• Stored data entries
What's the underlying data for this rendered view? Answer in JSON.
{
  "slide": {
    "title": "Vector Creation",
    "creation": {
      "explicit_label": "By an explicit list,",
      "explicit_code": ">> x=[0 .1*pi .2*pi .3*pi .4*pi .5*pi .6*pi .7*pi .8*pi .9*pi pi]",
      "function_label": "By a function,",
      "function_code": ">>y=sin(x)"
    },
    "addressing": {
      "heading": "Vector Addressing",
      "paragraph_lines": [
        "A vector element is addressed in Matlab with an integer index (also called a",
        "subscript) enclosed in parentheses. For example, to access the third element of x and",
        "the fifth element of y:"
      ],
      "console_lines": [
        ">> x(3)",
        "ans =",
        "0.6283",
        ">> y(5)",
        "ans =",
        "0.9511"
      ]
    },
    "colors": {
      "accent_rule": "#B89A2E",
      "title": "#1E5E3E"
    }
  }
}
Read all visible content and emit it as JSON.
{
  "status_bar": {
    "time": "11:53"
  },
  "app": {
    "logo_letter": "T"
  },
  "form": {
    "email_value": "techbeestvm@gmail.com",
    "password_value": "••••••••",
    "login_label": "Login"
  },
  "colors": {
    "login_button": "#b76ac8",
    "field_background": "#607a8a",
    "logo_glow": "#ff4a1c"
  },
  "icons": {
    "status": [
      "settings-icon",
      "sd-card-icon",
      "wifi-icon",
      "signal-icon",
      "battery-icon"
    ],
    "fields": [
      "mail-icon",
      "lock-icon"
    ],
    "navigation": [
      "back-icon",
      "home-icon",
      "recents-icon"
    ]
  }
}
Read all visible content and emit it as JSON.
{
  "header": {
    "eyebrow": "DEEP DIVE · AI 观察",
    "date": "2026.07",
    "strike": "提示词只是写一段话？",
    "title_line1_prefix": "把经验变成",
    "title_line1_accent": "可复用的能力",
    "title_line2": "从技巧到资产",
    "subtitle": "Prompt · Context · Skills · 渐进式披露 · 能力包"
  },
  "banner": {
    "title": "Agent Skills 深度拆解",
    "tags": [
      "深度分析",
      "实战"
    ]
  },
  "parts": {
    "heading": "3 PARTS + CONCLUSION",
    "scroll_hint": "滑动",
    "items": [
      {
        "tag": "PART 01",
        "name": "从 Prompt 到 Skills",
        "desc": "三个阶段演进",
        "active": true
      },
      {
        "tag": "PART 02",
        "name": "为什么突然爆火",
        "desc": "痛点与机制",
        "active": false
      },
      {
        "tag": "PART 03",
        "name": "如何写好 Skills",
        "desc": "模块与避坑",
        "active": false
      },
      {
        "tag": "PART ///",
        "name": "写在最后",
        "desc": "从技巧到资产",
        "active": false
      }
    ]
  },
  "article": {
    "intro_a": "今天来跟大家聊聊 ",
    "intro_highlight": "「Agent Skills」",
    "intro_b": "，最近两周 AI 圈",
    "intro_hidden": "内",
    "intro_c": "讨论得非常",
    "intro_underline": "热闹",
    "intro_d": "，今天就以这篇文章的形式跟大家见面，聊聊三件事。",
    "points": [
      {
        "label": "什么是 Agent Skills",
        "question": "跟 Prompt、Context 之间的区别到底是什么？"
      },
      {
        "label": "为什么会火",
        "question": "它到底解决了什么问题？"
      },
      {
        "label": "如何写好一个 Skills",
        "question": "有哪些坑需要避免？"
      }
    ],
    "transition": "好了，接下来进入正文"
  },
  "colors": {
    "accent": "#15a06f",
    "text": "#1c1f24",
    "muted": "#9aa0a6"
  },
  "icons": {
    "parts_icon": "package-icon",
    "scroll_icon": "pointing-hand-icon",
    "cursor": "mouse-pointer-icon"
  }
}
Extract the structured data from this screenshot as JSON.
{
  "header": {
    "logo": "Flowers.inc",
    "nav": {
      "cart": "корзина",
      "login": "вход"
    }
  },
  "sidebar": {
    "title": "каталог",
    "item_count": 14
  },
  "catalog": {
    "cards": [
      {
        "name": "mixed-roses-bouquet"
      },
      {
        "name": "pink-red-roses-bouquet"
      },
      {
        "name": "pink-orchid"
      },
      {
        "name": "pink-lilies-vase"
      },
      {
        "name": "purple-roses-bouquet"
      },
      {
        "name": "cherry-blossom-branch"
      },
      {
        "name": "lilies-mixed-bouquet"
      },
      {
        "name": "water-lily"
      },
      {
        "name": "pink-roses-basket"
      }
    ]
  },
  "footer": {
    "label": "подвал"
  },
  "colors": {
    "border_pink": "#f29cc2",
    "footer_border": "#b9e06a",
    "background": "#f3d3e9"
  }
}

• The request
Write out exactly the final stretch of the records: the line containing "Extract the structured" and every line after it, through the last, and nothing else.

• Task solution
Extract the structured data from this screenshot as JSON.
{
  "header": {
    "logo": "Flowers.inc",
    "nav": {
      "cart": "корзина",
      "login": "вход"
    }
  },
  "sidebar": {
    "title": "каталог",
    "item_count": 14
  },
  "catalog": {
    "cards": [
      {
        "name": "mixed-roses-bouquet"
      },
      {
        "name": "pink-red-roses-bouquet"
      },
      {
        "name": "pink-orchid"
      },
      {
        "name": "pink-lilies-vase"
      },
      {
        "name": "purple-roses-bouquet"
      },
      {
        "name": "cherry-blossom-branch"
      },
      {
        "name": "lilies-mixed-bouquet"
      },
      {
        "name": "water-lily"
      },
      {
        "name": "pink-roses-basket"
      }
    ]
  },
  "footer": {
    "label": "подвал"
  },
  "colors": {
    "border_pink": "#f29cc2",
    "footer_border": "#b9e06a",
    "background": "#f3d3e9"
  }
}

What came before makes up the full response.